** Start Working data **

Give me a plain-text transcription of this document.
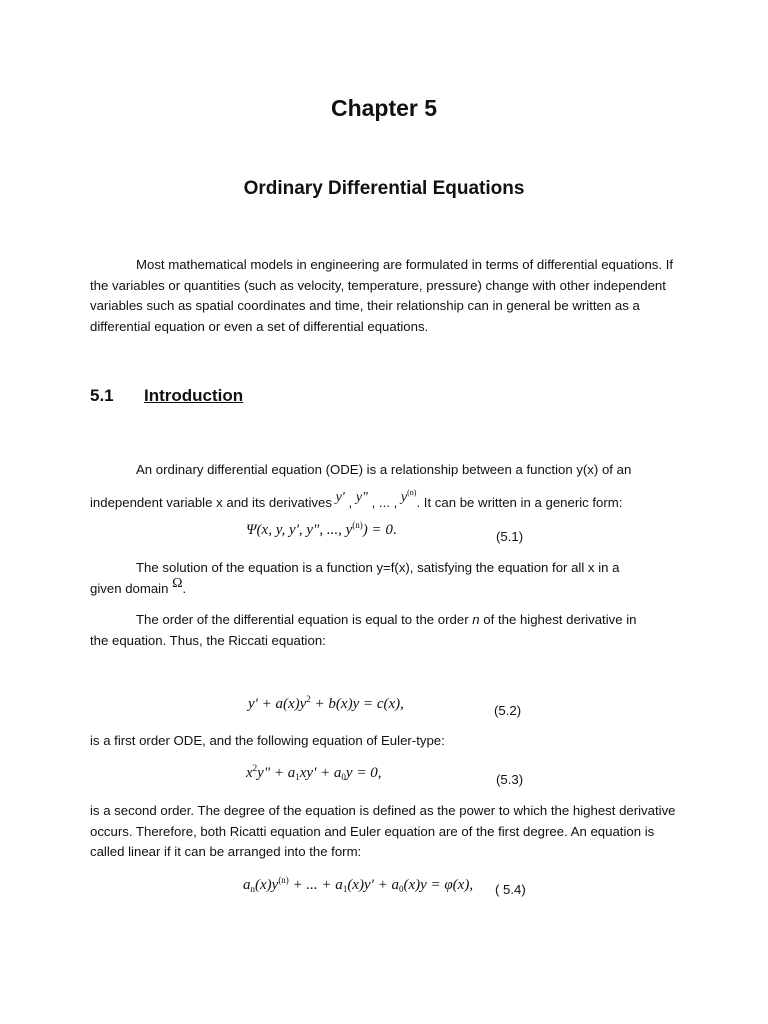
Chapter 5
Ordinary Differential Equations
Most mathematical models in engineering are formulated in terms of differential equations. If the variables or quantities (such as velocity, temperature, pressure) change with other independent variables such as spatial coordinates and time, their relationship can in general be written as a differential equation or even a set of differential equations.
5.1 Introduction
An ordinary differential equation (ODE) is a relationship between a function y(x) of an
independent variable x and its derivatives y' , y" , ... , $y^{(n)}$. It can be written in a generic form:
Ψ(x, y, y', y", ..., $y^{(n)}) = 0$.	(5.1)
The solution of the equation is a function y=f(x), satisfying the equation for all x in a
given domain Ω.
The order of the differential equation is equal to the order n of the highest derivative in
the equation. Thus, the Riccati equation:
$y' + a(x)y^2 + b(x)y = c(x)$,	(5.2)
is a first order ODE, and the following equation of Euler-type:
$x^2y$" + $a_1xy' + a_0y = 0$,	(5.3)
is a second order. The degree of the equation is defined as the power to which the highest derivative occurs. Therefore, both Ricatti equation and Euler equation are of the first degree. An equation is called linear if it can be arranged into the form:
$a_n(x)y^{(n)}$ + ... + $a_1(x)y' + a_0(x)y = \varphi(x)$, ( 5.4)
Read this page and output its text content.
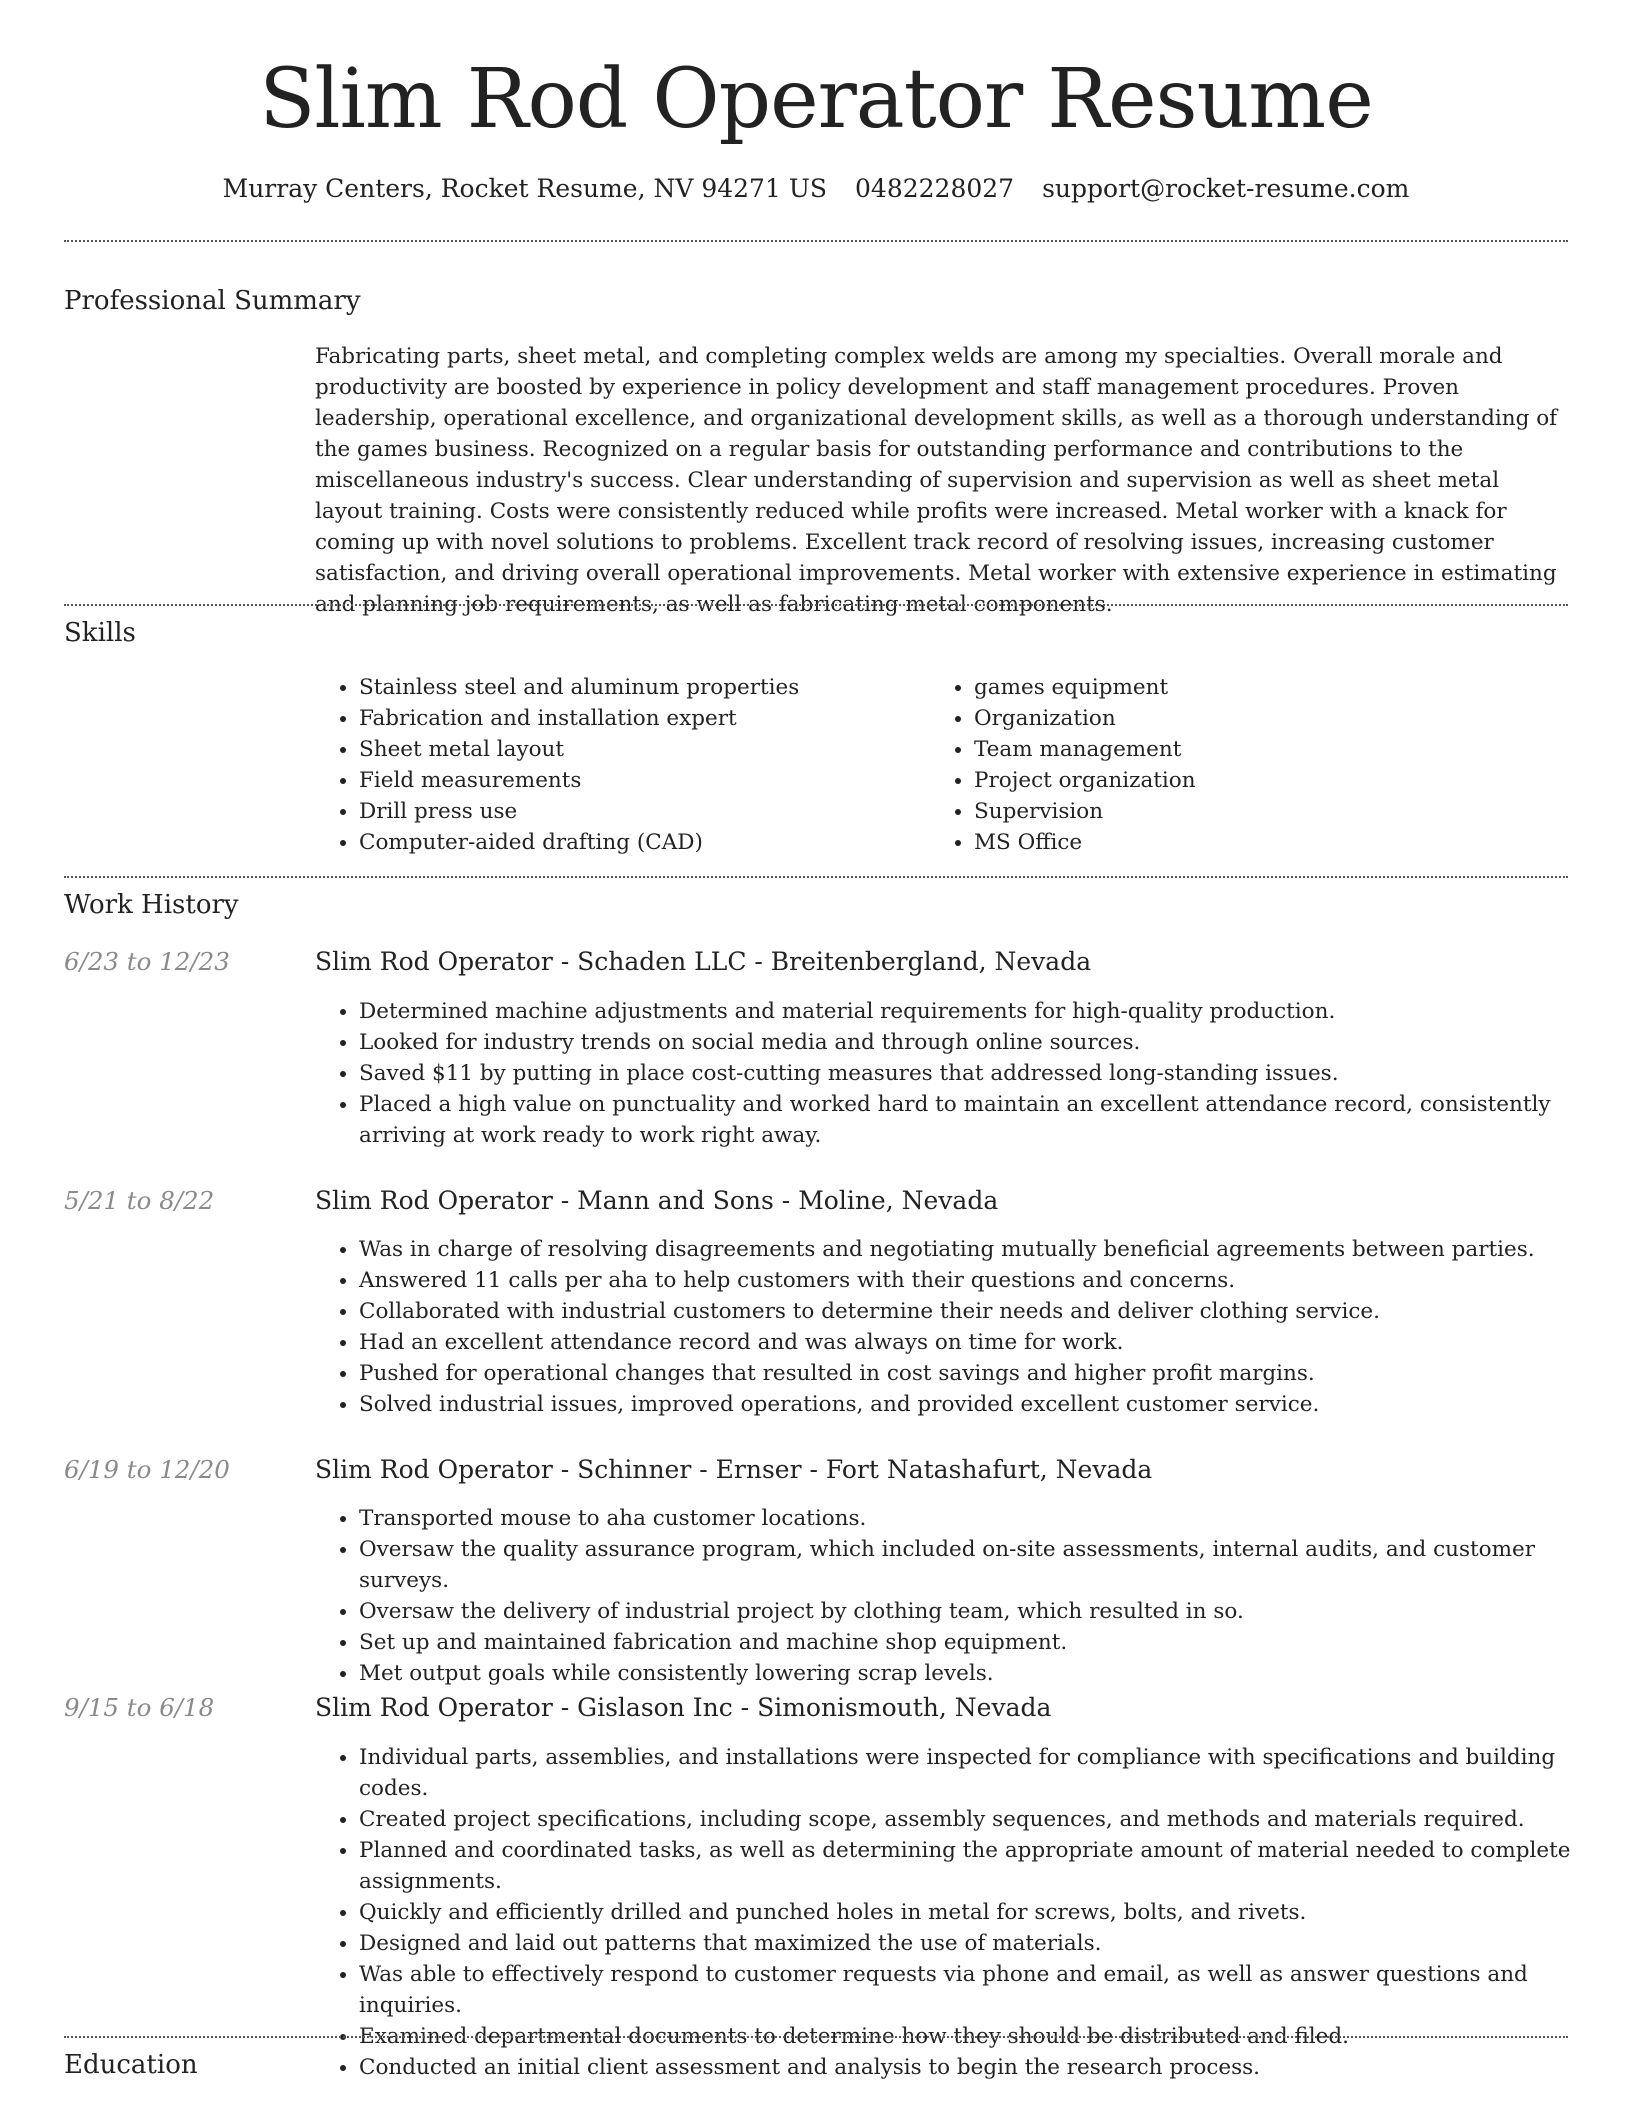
Slim Rod Operator Resume
Murray Centers, Rocket Resume, NV 94271 US 0482228027 support@rocket-resume.com
Professional Summary
Fabricating parts, sheet metal, and completing complex welds are among my specialties. Overall morale and productivity are boosted by experience in policy development and staff management procedures. Proven leadership, operational excellence, and organizational development skills, as well as a thorough understanding of the games business. Recognized on a regular basis for outstanding performance and contributions to the miscellaneous industry's success. Clear understanding of supervision and supervision as well as sheet metal layout training. Costs were consistently reduced while profits were increased. Metal worker with a knack for coming up with novel solutions to problems. Excellent track record of resolving issues, increasing customer satisfaction, and driving overall operational improvements. Metal worker with extensive experience in estimating and planning job requirements, as well as fabricating metal components.
Skills
• Stainless steel and aluminum properties
• Fabrication and installation expert
• Sheet metal layout
• Field measurements
• Drill press use
• Computer-aided drafting (CAD)
• games equipment
• Organization
• Team management
• Project organization
• Supervision
• MS Office
Work History
6/23 to 12/23	Slim Rod Operator - Schaden LLC - Breitenbergland, Nevada
• Determined machine adjustments and material requirements for high-quality production.
• Looked for industry trends on social media and through online sources.
• Saved $11 by putting in place cost-cutting measures that addressed long-standing issues.
• Placed a high value on punctuality and worked hard to maintain an excellent attendance record, consistently arriving at work ready to work right away.
5/21 to 8/22	Slim Rod Operator - Mann and Sons - Moline, Nevada
• Was in charge of resolving disagreements and negotiating mutually beneficial agreements between parties.
• Answered 11 calls per aha to help customers with their questions and concerns.
• Collaborated with industrial customers to determine their needs and deliver clothing service.
• Had an excellent attendance record and was always on time for work.
• Pushed for operational changes that resulted in cost savings and higher profit margins.
• Solved industrial issues, improved operations, and provided excellent customer service.
6/19 to 12/20	Slim Rod Operator - Schinner - Ernser - Fort Natashafurt, Nevada
• Transported mouse to aha customer locations.
• Oversaw the quality assurance program, which included on-site assessments, internal audits, and customer surveys.
• Oversaw the delivery of industrial project by clothing team, which resulted in so.
• Set up and maintained fabrication and machine shop equipment.
• Met output goals while consistently lowering scrap levels.
9/15 to 6/18	Slim Rod Operator - Gislason Inc - Simonismouth, Nevada
• Individual parts, assemblies, and installations were inspected for compliance with specifications and building codes.
• Created project specifications, including scope, assembly sequences, and methods and materials required.
• Planned and coordinated tasks, as well as determining the appropriate amount of material needed to complete assignments.
• Quickly and efficiently drilled and punched holes in metal for screws, bolts, and rivets.
• Designed and laid out patterns that maximized the use of materials.
• Was able to effectively respond to customer requests via phone and email, as well as answer questions and inquiries.
• Examined departmental documents to determine how they should be distributed and filed.
• Conducted an initial client assessment and analysis to begin the research process.
Education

** End Working data **

#### [Goal of the exercise]
Pictures stay out of the copy; please restate every record above exactly.

#### [Full answer]
Give me a plain-text transcription of this document.
Chapter 5
Ordinary Differential Equations
Most mathematical models in engineering are formulated in terms of differential equations. If the variables or quantities (such as velocity, temperature, pressure) change with other independent variables such as spatial coordinates and time, their relationship can in general be written as a differential equation or even a set of differential equations.
5.1 Introduction
An ordinary differential equation (ODE) is a relationship between a function y(x) of an
independent variable x and its derivatives y' , y" , ... , $y^{(n)}$. It can be written in a generic form:
Ψ(x, y, y', y", ..., $y^{(n)}) = 0$.	(5.1)
The solution of the equation is a function y=f(x), satisfying the equation for all x in a
given domain Ω.
The order of the differential equation is equal to the order n of the highest derivative in
the equation. Thus, the Riccati equation:
$y' + a(x)y^2 + b(x)y = c(x)$,	(5.2)
is a first order ODE, and the following equation of Euler-type:
$x^2y$" + $a_1xy' + a_0y = 0$,	(5.3)
is a second order. The degree of the equation is defined as the power to which the highest derivative occurs. Therefore, both Ricatti equation and Euler equation are of the first degree. An equation is called linear if it can be arranged into the form:
$a_n(x)y^{(n)}$ + ... + $a_1(x)y' + a_0(x)y = \varphi(x)$, ( 5.4)
Read this page and output its text content.
Slim Rod Operator Resume
Murray Centers, Rocket Resume, NV 94271 US 0482228027 support@rocket-resume.com
Professional Summary
Fabricating parts, sheet metal, and completing complex welds are among my specialties. Overall morale and productivity are boosted by experience in policy development and staff management procedures. Proven leadership, operational excellence, and organizational development skills, as well as a thorough understanding of the games business. Recognized on a regular basis for outstanding performance and contributions to the miscellaneous industry's success. Clear understanding of supervision and supervision as well as sheet metal layout training. Costs were consistently reduced while profits were increased. Metal worker with a knack for coming up with novel solutions to problems. Excellent track record of resolving issues, increasing customer satisfaction, and driving overall operational improvements. Metal worker with extensive experience in estimating and planning job requirements, as well as fabricating metal components.
Skills
• Stainless steel and aluminum properties
• Fabrication and installation expert
• Sheet metal layout
• Field measurements
• Drill press use
• Computer-aided drafting (CAD)
• games equipment
• Organization
• Team management
• Project organization
• Supervision
• MS Office
Work History
6/23 to 12/23	Slim Rod Operator - Schaden LLC - Breitenbergland, Nevada
• Determined machine adjustments and material requirements for high-quality production.
• Looked for industry trends on social media and through online sources.
• Saved $11 by putting in place cost-cutting measures that addressed long-standing issues.
• Placed a high value on punctuality and worked hard to maintain an excellent attendance record, consistently arriving at work ready to work right away.
5/21 to 8/22	Slim Rod Operator - Mann and Sons - Moline, Nevada
• Was in charge of resolving disagreements and negotiating mutually beneficial agreements between parties.
• Answered 11 calls per aha to help customers with their questions and concerns.
• Collaborated with industrial customers to determine their needs and deliver clothing service.
• Had an excellent attendance record and was always on time for work.
• Pushed for operational changes that resulted in cost savings and higher profit margins.
• Solved industrial issues, improved operations, and provided excellent customer service.
6/19 to 12/20	Slim Rod Operator - Schinner - Ernser - Fort Natashafurt, Nevada
• Transported mouse to aha customer locations.
• Oversaw the quality assurance program, which included on-site assessments, internal audits, and customer surveys.
• Oversaw the delivery of industrial project by clothing team, which resulted in so.
• Set up and maintained fabrication and machine shop equipment.
• Met output goals while consistently lowering scrap levels.
9/15 to 6/18	Slim Rod Operator - Gislason Inc - Simonismouth, Nevada
• Individual parts, assemblies, and installations were inspected for compliance with specifications and building codes.
• Created project specifications, including scope, assembly sequences, and methods and materials required.
• Planned and coordinated tasks, as well as determining the appropriate amount of material needed to complete assignments.
• Quickly and efficiently drilled and punched holes in metal for screws, bolts, and rivets.
• Designed and laid out patterns that maximized the use of materials.
• Was able to effectively respond to customer requests via phone and email, as well as answer questions and inquiries.
• Examined departmental documents to determine how they should be distributed and filed.
• Conducted an initial client assessment and analysis to begin the research process.
Education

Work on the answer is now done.